--- Set problem ---
Reproduce all entries verbatim, with nothing added or dropped.

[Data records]
==*==

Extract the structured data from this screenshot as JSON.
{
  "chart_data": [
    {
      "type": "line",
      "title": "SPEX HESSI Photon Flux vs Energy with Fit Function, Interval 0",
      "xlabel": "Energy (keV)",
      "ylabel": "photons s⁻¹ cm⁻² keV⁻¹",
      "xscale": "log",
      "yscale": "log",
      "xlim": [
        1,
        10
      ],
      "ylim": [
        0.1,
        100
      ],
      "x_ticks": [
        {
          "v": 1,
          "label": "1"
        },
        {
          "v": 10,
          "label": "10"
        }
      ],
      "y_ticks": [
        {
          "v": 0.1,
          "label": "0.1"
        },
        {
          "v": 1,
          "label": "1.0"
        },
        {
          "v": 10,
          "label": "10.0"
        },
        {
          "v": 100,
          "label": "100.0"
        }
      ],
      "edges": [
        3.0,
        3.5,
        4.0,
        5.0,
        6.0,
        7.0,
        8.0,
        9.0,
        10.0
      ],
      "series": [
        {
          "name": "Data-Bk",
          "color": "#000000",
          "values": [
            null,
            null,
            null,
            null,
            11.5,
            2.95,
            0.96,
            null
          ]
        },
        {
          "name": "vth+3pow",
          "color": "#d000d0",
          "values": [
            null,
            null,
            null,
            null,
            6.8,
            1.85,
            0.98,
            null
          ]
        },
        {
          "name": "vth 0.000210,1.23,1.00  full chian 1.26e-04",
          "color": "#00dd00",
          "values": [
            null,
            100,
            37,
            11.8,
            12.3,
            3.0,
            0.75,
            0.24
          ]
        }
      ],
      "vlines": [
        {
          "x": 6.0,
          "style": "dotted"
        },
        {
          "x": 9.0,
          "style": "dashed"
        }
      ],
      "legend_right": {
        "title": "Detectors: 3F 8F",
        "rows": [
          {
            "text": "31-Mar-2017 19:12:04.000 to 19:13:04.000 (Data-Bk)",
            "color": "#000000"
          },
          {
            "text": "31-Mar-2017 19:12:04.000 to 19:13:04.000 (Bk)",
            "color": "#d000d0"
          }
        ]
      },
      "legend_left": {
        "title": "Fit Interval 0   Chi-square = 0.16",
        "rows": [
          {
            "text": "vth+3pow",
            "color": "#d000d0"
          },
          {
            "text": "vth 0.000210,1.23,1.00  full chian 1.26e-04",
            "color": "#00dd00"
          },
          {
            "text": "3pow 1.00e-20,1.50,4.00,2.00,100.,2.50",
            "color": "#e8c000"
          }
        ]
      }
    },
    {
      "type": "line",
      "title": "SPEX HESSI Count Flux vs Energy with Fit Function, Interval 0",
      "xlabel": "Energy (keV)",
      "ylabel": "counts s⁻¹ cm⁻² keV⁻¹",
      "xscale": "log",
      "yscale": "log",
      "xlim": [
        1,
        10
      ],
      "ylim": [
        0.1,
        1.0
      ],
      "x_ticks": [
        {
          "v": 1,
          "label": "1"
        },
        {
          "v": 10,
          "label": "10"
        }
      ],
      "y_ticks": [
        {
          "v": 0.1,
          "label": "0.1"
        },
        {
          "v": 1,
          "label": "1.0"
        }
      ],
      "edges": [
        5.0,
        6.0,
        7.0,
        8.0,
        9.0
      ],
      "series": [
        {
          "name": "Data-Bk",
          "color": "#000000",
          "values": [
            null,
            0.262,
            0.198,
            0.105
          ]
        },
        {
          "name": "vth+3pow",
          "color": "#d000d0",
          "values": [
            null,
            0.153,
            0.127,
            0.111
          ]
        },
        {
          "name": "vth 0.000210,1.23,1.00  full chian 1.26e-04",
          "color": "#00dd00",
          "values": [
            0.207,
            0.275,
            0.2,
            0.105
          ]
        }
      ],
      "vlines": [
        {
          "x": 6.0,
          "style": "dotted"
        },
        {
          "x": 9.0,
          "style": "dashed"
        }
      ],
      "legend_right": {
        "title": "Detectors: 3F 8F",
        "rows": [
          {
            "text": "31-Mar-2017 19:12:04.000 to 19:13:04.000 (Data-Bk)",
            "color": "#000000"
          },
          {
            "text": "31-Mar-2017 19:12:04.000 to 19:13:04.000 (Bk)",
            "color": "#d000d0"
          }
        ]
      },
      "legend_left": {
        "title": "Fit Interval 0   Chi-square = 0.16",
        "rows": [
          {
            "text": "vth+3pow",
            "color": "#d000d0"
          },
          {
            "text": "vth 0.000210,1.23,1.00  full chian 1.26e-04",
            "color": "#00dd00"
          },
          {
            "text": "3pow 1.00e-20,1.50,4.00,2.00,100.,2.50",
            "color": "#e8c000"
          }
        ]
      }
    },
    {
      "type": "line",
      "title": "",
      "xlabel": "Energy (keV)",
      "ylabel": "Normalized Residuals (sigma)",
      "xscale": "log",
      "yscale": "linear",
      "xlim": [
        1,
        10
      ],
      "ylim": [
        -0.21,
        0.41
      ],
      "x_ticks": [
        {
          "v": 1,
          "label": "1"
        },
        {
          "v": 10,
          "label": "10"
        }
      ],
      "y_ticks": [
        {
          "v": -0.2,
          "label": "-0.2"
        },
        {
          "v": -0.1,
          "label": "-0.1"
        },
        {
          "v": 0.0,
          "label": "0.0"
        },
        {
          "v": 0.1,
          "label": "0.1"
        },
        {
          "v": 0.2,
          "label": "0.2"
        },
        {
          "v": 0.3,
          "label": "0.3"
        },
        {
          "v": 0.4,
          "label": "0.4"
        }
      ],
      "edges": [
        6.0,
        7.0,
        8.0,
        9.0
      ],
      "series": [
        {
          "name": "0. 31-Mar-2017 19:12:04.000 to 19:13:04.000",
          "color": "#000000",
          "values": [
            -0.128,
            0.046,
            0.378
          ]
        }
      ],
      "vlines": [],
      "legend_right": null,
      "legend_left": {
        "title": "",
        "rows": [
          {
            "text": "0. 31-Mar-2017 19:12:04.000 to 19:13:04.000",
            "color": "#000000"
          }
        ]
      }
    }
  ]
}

==*==

--- Solution to this task ---
Extract the structured data from this screenshot as JSON.
{
  "chart_data": [
    {
      "type": "line",
      "title": "SPEX HESSI Photon Flux vs Energy with Fit Function, Interval 0",
      "xlabel": "Energy (keV)",
      "ylabel": "photons s⁻¹ cm⁻² keV⁻¹",
      "xscale": "log",
      "yscale": "log",
      "xlim": [
        1,
        10
      ],
      "ylim": [
        0.1,
        100
      ],
      "x_ticks": [
        {
          "v": 1,
          "label": "1"
        },
        {
          "v": 10,
          "label": "10"
        }
      ],
      "y_ticks": [
        {
          "v": 0.1,
          "label": "0.1"
        },
        {
          "v": 1,
          "label": "1.0"
        },
        {
          "v": 10,
          "label": "10.0"
        },
        {
          "v": 100,
          "label": "100.0"
        }
      ],
      "edges": [
        3.0,
        3.5,
        4.0,
        5.0,
        6.0,
        7.0,
        8.0,
        9.0,
        10.0
      ],
      "series": [
        {
          "name": "Data-Bk",
          "color": "#000000",
          "values": [
            null,
            null,
            null,
            null,
            11.5,
            2.95,
            0.96,
            null
          ]
        },
        {
          "name": "vth+3pow",
          "color": "#d000d0",
          "values": [
            null,
            null,
            null,
            null,
            6.8,
            1.85,
            0.98,
            null
          ]
        },
        {
          "name": "vth 0.000210,1.23,1.00  full chian 1.26e-04",
          "color": "#00dd00",
          "values": [
            null,
            100,
            37,
            11.8,
            12.3,
            3.0,
            0.75,
            0.24
          ]
        }
      ],
      "vlines": [
        {
          "x": 6.0,
          "style": "dotted"
        },
        {
          "x": 9.0,
          "style": "dashed"
        }
      ],
      "legend_right": {
        "title": "Detectors: 3F 8F",
        "rows": [
          {
            "text": "31-Mar-2017 19:12:04.000 to 19:13:04.000 (Data-Bk)",
            "color": "#000000"
          },
          {
            "text": "31-Mar-2017 19:12:04.000 to 19:13:04.000 (Bk)",
            "color": "#d000d0"
          }
        ]
      },
      "legend_left": {
        "title": "Fit Interval 0   Chi-square = 0.16",
        "rows": [
          {
            "text": "vth+3pow",
            "color": "#d000d0"
          },
          {
            "text": "vth 0.000210,1.23,1.00  full chian 1.26e-04",
            "color": "#00dd00"
          },
          {
            "text": "3pow 1.00e-20,1.50,4.00,2.00,100.,2.50",
            "color": "#e8c000"
          }
        ]
      }
    },
    {
      "type": "line",
      "title": "SPEX HESSI Count Flux vs Energy with Fit Function, Interval 0",
      "xlabel": "Energy (keV)",
      "ylabel": "counts s⁻¹ cm⁻² keV⁻¹",
      "xscale": "log",
      "yscale": "log",
      "xlim": [
        1,
        10
      ],
      "ylim": [
        0.1,
        1.0
      ],
      "x_ticks": [
        {
          "v": 1,
          "label": "1"
        },
        {
          "v": 10,
          "label": "10"
        }
      ],
      "y_ticks": [
        {
          "v": 0.1,
          "label": "0.1"
        },
        {
          "v": 1,
          "label": "1.0"
        }
      ],
      "edges": [
        5.0,
        6.0,
        7.0,
        8.0,
        9.0
      ],
      "series": [
        {
          "name": "Data-Bk",
          "color": "#000000",
          "values": [
            null,
            0.262,
            0.198,
            0.105
          ]
        },
        {
          "name": "vth+3pow",
          "color": "#d000d0",
          "values": [
            null,
            0.153,
            0.127,
            0.111
          ]
        },
        {
          "name": "vth 0.000210,1.23,1.00  full chian 1.26e-04",
          "color": "#00dd00",
          "values": [
            0.207,
            0.275,
            0.2,
            0.105
          ]
        }
      ],
      "vlines": [
        {
          "x": 6.0,
          "style": "dotted"
        },
        {
          "x": 9.0,
          "style": "dashed"
        }
      ],
      "legend_right": {
        "title": "Detectors: 3F 8F",
        "rows": [
          {
            "text": "31-Mar-2017 19:12:04.000 to 19:13:04.000 (Data-Bk)",
            "color": "#000000"
          },
          {
            "text": "31-Mar-2017 19:12:04.000 to 19:13:04.000 (Bk)",
            "color": "#d000d0"
          }
        ]
      },
      "legend_left": {
        "title": "Fit Interval 0   Chi-square = 0.16",
        "rows": [
          {
            "text": "vth+3pow",
            "color": "#d000d0"
          },
          {
            "text": "vth 0.000210,1.23,1.00  full chian 1.26e-04",
            "color": "#00dd00"
          },
          {
            "text": "3pow 1.00e-20,1.50,4.00,2.00,100.,2.50",
            "color": "#e8c000"
          }
        ]
      }
    },
    {
      "type": "line",
      "title": "",
      "xlabel": "Energy (keV)",
      "ylabel": "Normalized Residuals (sigma)",
      "xscale": "log",
      "yscale": "linear",
      "xlim": [
        1,
        10
      ],
      "ylim": [
        -0.21,
        0.41
      ],
      "x_ticks": [
        {
          "v": 1,
          "label": "1"
        },
        {
          "v": 10,
          "label": "10"
        }
      ],
      "y_ticks": [
        {
          "v": -0.2,
          "label": "-0.2"
        },
        {
          "v": -0.1,
          "label": "-0.1"
        },
        {
          "v": 0.0,
          "label": "0.0"
        },
        {
          "v": 0.1,
          "label": "0.1"
        },
        {
          "v": 0.2,
          "label": "0.2"
        },
        {
          "v": 0.3,
          "label": "0.3"
        },
        {
          "v": 0.4,
          "label": "0.4"
        }
      ],
      "edges": [
        6.0,
        7.0,
        8.0,
        9.0
      ],
      "series": [
        {
          "name": "0. 31-Mar-2017 19:12:04.000 to 19:13:04.000",
          "color": "#000000",
          "values": [
            -0.128,
            0.046,
            0.378
          ]
        }
      ],
      "vlines": [],
      "legend_right": null,
      "legend_left": {
        "title": "",
        "rows": [
          {
            "text": "0. 31-Mar-2017 19:12:04.000 to 19:13:04.000",
            "color": "#000000"
          }
        ]
      }
    }
  ]
}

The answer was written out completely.